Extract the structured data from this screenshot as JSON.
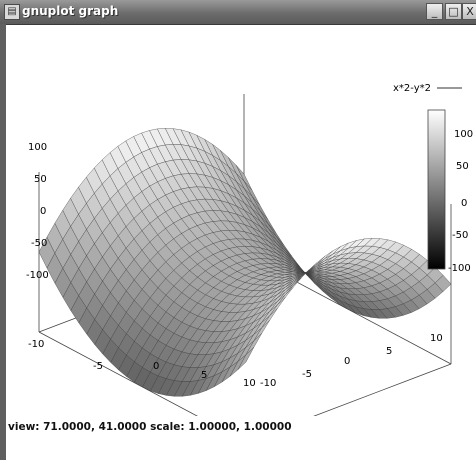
{
  "window": {
    "title": "gnuplot graph",
    "icon": "gnuplot-app-icon",
    "controls": {
      "minimize": "_",
      "maximize": "□",
      "close": "X"
    }
  },
  "plot": {
    "key_label": "x*2-y*2",
    "z_ticks": [
      "100",
      "50",
      "0",
      "-50",
      "-100"
    ],
    "colorbar_ticks": [
      "100",
      "50",
      "0",
      "-50",
      "-100"
    ],
    "x_ticks": [
      "-10",
      "-5",
      "0",
      "5",
      "10"
    ],
    "y_ticks": [
      "-10",
      "-5",
      "0",
      "5",
      "10"
    ],
    "left_axis_bottom_tick": "-10"
  },
  "status": {
    "view_label": "view:",
    "view_values": "71.0000,  41.0000",
    "scale_label": "scale:",
    "scale_values": "1.00000,  1.00000"
  },
  "chart_data": {
    "type": "surface",
    "function": "x*2-y*2",
    "legend": "top-right",
    "xlim": [
      -10,
      10
    ],
    "ylim": [
      -10,
      10
    ],
    "zlim": [
      -100,
      100
    ],
    "colorbar": {
      "min": -100,
      "max": 100,
      "colors": [
        "#000000",
        "#ffffff"
      ]
    },
    "view": {
      "rot_x": 71,
      "rot_z": 41,
      "scale": 1,
      "scale_z": 1
    },
    "grid": false
  }
}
* * * *
Transcribe the whole listing, character for character, but not its images.

• [Solution to the problem]:
Extract the structured data from this screenshot as JSON.
{
  "window": {
    "title": "gnuplot graph",
    "icon": "gnuplot-app-icon",
    "controls": {
      "minimize": "_",
      "maximize": "□",
      "close": "X"
    }
  },
  "plot": {
    "key_label": "x*2-y*2",
    "z_ticks": [
      "100",
      "50",
      "0",
      "-50",
      "-100"
    ],
    "colorbar_ticks": [
      "100",
      "50",
      "0",
      "-50",
      "-100"
    ],
    "x_ticks": [
      "-10",
      "-5",
      "0",
      "5",
      "10"
    ],
    "y_ticks": [
      "-10",
      "-5",
      "0",
      "5",
      "10"
    ],
    "left_axis_bottom_tick": "-10"
  },
  "status": {
    "view_label": "view:",
    "view_values": "71.0000,  41.0000",
    "scale_label": "scale:",
    "scale_values": "1.00000,  1.00000"
  },
  "chart_data": {
    "type": "surface",
    "function": "x*2-y*2",
    "legend": "top-right",
    "xlim": [
      -10,
      10
    ],
    "ylim": [
      -10,
      10
    ],
    "zlim": [
      -100,
      100
    ],
    "colorbar": {
      "min": -100,
      "max": 100,
      "colors": [
        "#000000",
        "#ffffff"
      ]
    },
    "view": {
      "rot_x": 71,
      "rot_z": 41,
      "scale": 1,
      "scale_z": 1
    },
    "grid": false
  }
}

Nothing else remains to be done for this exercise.